> DIRECTIONS: Write out each line in which the string "обеспечения" is present.
** Start of INPUT FOR THIS TASK **
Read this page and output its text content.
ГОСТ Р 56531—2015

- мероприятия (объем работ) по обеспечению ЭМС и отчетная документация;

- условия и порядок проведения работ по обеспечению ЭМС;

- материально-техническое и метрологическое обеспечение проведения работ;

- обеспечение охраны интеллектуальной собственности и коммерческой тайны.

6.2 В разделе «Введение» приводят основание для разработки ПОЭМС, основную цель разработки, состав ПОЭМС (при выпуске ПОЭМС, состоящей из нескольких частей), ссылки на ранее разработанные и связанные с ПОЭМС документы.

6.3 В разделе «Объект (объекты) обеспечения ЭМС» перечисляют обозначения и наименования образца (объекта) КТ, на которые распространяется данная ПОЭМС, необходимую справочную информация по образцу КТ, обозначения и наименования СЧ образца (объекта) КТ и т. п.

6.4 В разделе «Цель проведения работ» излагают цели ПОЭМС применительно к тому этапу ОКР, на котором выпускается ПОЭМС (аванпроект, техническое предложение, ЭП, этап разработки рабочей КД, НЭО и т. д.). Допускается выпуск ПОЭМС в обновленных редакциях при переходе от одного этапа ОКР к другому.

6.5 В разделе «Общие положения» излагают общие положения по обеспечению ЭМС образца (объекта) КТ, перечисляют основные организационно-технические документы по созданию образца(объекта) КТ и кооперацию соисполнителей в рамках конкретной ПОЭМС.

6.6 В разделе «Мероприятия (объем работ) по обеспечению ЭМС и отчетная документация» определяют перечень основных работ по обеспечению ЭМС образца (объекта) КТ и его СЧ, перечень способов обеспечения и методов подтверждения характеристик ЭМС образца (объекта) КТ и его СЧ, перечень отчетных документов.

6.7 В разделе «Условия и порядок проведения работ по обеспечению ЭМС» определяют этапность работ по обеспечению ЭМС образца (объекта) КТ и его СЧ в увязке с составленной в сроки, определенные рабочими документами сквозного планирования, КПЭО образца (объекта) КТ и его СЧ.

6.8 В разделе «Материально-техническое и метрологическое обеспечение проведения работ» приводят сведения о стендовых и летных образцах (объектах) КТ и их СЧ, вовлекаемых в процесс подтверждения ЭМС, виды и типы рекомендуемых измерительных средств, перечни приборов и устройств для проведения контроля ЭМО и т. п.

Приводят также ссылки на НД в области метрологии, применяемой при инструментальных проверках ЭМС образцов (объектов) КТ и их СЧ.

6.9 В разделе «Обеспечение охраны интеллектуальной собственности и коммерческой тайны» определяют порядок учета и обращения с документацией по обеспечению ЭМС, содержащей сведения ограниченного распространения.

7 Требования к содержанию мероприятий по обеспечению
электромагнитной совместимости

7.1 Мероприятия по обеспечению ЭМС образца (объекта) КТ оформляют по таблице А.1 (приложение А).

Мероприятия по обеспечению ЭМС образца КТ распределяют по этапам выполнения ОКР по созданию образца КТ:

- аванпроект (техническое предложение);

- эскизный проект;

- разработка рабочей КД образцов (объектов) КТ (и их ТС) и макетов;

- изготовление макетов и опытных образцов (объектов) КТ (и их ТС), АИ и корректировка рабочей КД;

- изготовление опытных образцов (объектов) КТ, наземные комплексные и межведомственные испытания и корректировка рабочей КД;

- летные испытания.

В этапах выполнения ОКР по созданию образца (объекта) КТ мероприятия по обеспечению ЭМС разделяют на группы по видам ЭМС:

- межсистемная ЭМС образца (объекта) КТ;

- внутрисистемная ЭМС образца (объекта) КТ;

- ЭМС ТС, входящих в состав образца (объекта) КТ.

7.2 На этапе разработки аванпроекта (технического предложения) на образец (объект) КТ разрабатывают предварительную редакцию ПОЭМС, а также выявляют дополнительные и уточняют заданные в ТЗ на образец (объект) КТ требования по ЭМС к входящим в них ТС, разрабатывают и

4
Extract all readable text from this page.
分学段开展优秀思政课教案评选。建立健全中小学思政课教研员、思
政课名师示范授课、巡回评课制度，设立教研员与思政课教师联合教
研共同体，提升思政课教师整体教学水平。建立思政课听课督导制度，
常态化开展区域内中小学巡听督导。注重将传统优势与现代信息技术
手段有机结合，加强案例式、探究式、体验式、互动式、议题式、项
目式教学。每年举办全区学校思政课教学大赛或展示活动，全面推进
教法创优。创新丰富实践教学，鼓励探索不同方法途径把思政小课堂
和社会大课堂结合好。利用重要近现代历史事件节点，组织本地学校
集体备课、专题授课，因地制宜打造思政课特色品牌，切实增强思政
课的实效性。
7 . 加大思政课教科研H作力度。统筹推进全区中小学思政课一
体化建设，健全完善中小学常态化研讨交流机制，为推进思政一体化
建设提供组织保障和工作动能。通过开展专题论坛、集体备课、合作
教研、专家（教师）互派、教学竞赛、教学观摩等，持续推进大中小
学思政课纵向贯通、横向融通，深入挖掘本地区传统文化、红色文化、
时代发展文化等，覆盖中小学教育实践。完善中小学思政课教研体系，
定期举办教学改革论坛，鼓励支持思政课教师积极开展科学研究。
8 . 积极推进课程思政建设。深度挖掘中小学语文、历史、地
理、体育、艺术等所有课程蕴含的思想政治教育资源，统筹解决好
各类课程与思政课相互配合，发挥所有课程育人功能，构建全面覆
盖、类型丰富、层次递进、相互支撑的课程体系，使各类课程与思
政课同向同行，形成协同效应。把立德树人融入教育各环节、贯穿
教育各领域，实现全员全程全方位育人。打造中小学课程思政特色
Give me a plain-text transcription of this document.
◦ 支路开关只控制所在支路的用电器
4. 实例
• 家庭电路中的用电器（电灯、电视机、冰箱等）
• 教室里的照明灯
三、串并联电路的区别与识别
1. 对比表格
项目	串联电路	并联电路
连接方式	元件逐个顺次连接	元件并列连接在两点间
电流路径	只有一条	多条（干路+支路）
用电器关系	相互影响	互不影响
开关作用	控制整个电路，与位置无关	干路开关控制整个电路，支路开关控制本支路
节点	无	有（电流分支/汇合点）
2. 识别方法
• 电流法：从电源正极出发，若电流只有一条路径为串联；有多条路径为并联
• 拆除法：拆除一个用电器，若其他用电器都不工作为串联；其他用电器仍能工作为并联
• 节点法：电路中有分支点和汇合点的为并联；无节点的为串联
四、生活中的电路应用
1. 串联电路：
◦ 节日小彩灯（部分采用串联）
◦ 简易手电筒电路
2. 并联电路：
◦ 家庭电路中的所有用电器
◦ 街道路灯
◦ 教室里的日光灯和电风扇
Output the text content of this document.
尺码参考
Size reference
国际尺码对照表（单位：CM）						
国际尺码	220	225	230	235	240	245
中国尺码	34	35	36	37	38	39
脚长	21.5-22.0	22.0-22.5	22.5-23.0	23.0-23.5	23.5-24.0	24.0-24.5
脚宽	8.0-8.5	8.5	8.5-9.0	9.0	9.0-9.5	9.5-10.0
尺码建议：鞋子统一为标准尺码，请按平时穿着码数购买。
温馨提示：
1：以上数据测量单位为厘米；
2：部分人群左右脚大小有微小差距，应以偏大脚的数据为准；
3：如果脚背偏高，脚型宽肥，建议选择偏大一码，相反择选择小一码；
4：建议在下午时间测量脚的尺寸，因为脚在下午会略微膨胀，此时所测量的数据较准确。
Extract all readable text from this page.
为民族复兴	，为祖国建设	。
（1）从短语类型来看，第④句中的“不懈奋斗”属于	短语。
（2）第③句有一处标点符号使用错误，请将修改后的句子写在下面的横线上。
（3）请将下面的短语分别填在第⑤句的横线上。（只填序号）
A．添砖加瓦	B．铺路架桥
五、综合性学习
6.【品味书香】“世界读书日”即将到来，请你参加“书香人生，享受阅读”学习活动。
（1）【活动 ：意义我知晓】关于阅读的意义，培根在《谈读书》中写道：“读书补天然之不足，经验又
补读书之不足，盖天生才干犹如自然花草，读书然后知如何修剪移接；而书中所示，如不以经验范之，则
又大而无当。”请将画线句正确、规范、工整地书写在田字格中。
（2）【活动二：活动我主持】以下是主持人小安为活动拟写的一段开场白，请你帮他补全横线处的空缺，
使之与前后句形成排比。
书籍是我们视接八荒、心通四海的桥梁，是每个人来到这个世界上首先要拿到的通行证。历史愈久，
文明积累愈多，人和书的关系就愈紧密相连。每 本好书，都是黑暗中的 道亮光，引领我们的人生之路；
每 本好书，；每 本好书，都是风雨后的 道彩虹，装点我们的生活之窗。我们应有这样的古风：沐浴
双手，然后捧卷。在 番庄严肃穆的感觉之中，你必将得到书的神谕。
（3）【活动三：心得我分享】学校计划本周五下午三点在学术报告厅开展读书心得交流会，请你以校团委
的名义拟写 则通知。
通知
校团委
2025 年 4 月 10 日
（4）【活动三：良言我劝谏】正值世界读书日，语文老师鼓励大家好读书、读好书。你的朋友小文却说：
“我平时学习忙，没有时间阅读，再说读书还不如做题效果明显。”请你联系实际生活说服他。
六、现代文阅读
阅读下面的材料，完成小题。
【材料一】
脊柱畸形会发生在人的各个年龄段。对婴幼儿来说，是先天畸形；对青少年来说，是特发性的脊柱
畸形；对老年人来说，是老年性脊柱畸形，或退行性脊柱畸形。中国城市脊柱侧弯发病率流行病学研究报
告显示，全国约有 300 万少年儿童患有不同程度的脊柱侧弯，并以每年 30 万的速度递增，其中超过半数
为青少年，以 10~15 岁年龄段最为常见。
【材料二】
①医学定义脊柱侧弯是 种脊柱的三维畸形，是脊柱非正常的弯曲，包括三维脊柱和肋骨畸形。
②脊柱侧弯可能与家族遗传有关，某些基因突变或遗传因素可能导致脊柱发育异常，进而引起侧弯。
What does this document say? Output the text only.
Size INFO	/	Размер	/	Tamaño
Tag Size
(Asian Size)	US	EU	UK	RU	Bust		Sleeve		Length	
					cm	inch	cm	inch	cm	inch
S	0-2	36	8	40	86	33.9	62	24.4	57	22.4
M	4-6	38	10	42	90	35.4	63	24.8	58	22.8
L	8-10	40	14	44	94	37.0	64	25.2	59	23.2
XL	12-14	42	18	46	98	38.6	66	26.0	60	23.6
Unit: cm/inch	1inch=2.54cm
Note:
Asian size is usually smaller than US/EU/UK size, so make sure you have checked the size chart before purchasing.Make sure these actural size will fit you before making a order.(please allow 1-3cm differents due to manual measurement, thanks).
** End of INPUT FOR THIS TASK **
> THE OUTPUT:
6.3 В разделе «Объект (объекты) обеспечения ЭМС» перечисляют обозначения и наименования образца (объекта) КТ, на которые распространяется данная ПОЭМС, необходимую справочную информация по образцу КТ, обозначения и наименования СЧ образца (объекта) КТ и т. п.
6.6 В разделе «Мероприятия (объем работ) по обеспечению ЭМС и отчетная документация» определяют перечень основных работ по обеспечению ЭМС образца (объекта) КТ и его СЧ, перечень способов обеспечения и методов подтверждения характеристик ЭМС образца (объекта) КТ и его СЧ, перечень отчетных документов.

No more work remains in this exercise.